**PROVIDED RECORDS:**

☆ ☆ ☆ ☆ ☆ ☆ ☆

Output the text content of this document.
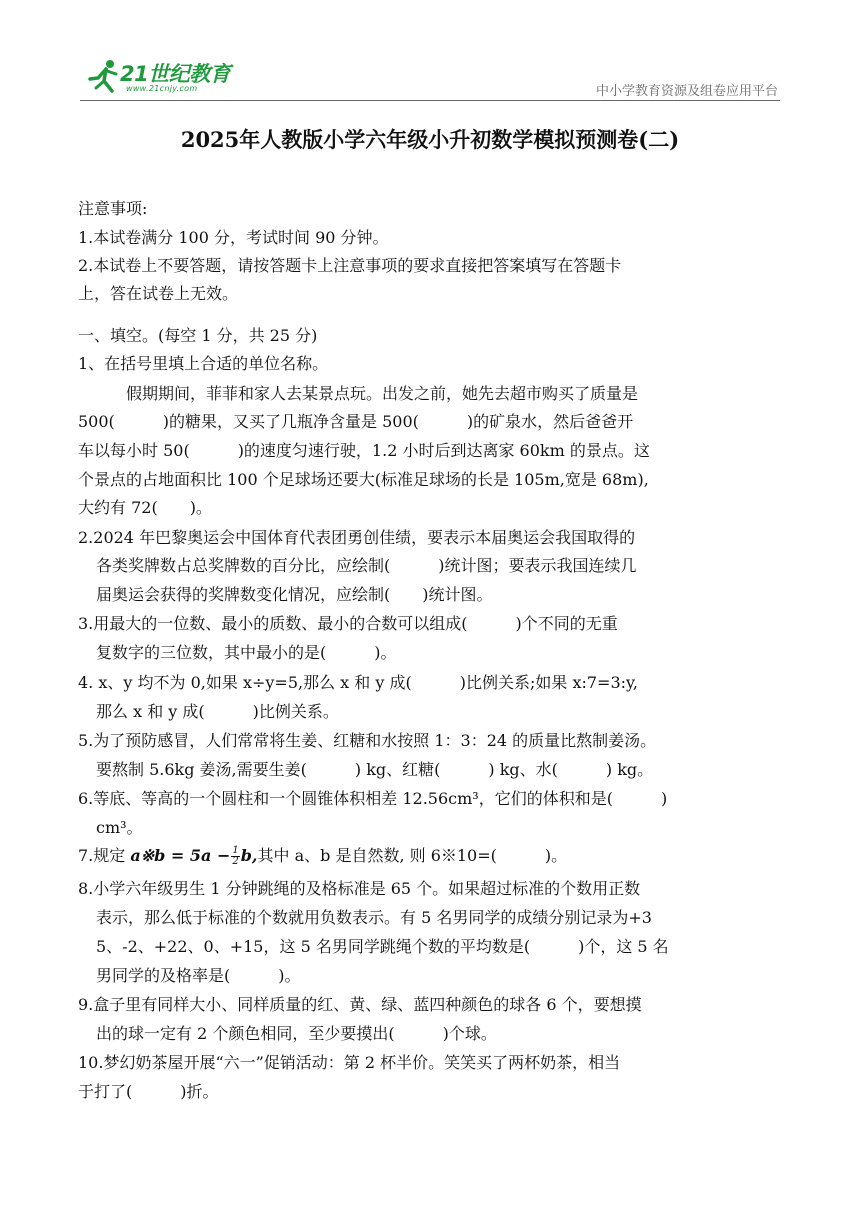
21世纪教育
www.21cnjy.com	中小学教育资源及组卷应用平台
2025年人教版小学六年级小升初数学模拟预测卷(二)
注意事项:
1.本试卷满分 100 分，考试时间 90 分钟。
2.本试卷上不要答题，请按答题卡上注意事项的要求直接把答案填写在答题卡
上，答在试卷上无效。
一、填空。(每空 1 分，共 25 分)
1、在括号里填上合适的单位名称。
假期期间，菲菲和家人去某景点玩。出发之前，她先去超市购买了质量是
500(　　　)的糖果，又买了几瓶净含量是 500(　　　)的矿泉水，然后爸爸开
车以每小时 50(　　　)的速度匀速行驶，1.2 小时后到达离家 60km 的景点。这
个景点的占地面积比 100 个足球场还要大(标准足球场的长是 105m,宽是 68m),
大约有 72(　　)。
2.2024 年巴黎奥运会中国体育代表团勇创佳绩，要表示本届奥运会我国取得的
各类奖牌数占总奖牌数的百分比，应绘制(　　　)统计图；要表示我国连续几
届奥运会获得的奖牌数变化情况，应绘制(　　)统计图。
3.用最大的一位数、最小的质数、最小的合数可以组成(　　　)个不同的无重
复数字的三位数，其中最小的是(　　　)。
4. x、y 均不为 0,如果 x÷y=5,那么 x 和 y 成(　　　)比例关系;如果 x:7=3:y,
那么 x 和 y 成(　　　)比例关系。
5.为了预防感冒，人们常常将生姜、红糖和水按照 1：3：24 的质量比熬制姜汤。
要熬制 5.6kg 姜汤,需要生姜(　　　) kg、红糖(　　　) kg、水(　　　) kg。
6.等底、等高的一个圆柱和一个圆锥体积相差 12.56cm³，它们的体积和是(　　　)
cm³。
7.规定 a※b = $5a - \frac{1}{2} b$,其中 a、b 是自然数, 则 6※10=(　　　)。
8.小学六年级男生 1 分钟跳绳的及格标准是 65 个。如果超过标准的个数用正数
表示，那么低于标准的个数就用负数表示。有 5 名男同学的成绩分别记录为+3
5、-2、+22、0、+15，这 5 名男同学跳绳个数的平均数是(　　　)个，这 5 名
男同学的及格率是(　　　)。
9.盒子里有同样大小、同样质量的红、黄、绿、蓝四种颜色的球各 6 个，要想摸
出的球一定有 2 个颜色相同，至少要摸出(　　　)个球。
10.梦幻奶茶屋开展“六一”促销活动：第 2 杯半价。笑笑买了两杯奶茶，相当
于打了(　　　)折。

☆ ☆ ☆ ☆ ☆ ☆ ☆

**WRITTEN EXERCISE:**
None of the pictures should appear; repeat the records exactly otherwise.

**EXERCISE RESPONSE:**
Output the text content of this document.
21世纪教育
www.21cnjy.com	中小学教育资源及组卷应用平台
2025年人教版小学六年级小升初数学模拟预测卷(二)
注意事项:
1.本试卷满分 100 分，考试时间 90 分钟。
2.本试卷上不要答题，请按答题卡上注意事项的要求直接把答案填写在答题卡
上，答在试卷上无效。
一、填空。(每空 1 分，共 25 分)
1、在括号里填上合适的单位名称。
假期期间，菲菲和家人去某景点玩。出发之前，她先去超市购买了质量是
500(　　　)的糖果，又买了几瓶净含量是 500(　　　)的矿泉水，然后爸爸开
车以每小时 50(　　　)的速度匀速行驶，1.2 小时后到达离家 60km 的景点。这
个景点的占地面积比 100 个足球场还要大(标准足球场的长是 105m,宽是 68m),
大约有 72(　　)。
2.2024 年巴黎奥运会中国体育代表团勇创佳绩，要表示本届奥运会我国取得的
各类奖牌数占总奖牌数的百分比，应绘制(　　　)统计图；要表示我国连续几
届奥运会获得的奖牌数变化情况，应绘制(　　)统计图。
3.用最大的一位数、最小的质数、最小的合数可以组成(　　　)个不同的无重
复数字的三位数，其中最小的是(　　　)。
4. x、y 均不为 0,如果 x÷y=5,那么 x 和 y 成(　　　)比例关系;如果 x:7=3:y,
那么 x 和 y 成(　　　)比例关系。
5.为了预防感冒，人们常常将生姜、红糖和水按照 1：3：24 的质量比熬制姜汤。
要熬制 5.6kg 姜汤,需要生姜(　　　) kg、红糖(　　　) kg、水(　　　) kg。
6.等底、等高的一个圆柱和一个圆锥体积相差 12.56cm³，它们的体积和是(　　　)
cm³。
7.规定 a※b = $5a - \frac{1}{2} b$,其中 a、b 是自然数, 则 6※10=(　　　)。
8.小学六年级男生 1 分钟跳绳的及格标准是 65 个。如果超过标准的个数用正数
表示，那么低于标准的个数就用负数表示。有 5 名男同学的成绩分别记录为+3
5、-2、+22、0、+15，这 5 名男同学跳绳个数的平均数是(　　　)个，这 5 名
男同学的及格率是(　　　)。
9.盒子里有同样大小、同样质量的红、黄、绿、蓝四种颜色的球各 6 个，要想摸
出的球一定有 2 个颜色相同，至少要摸出(　　　)个球。
10.梦幻奶茶屋开展“六一”促销活动：第 2 杯半价。笑笑买了两杯奶茶，相当
于打了(　　　)折。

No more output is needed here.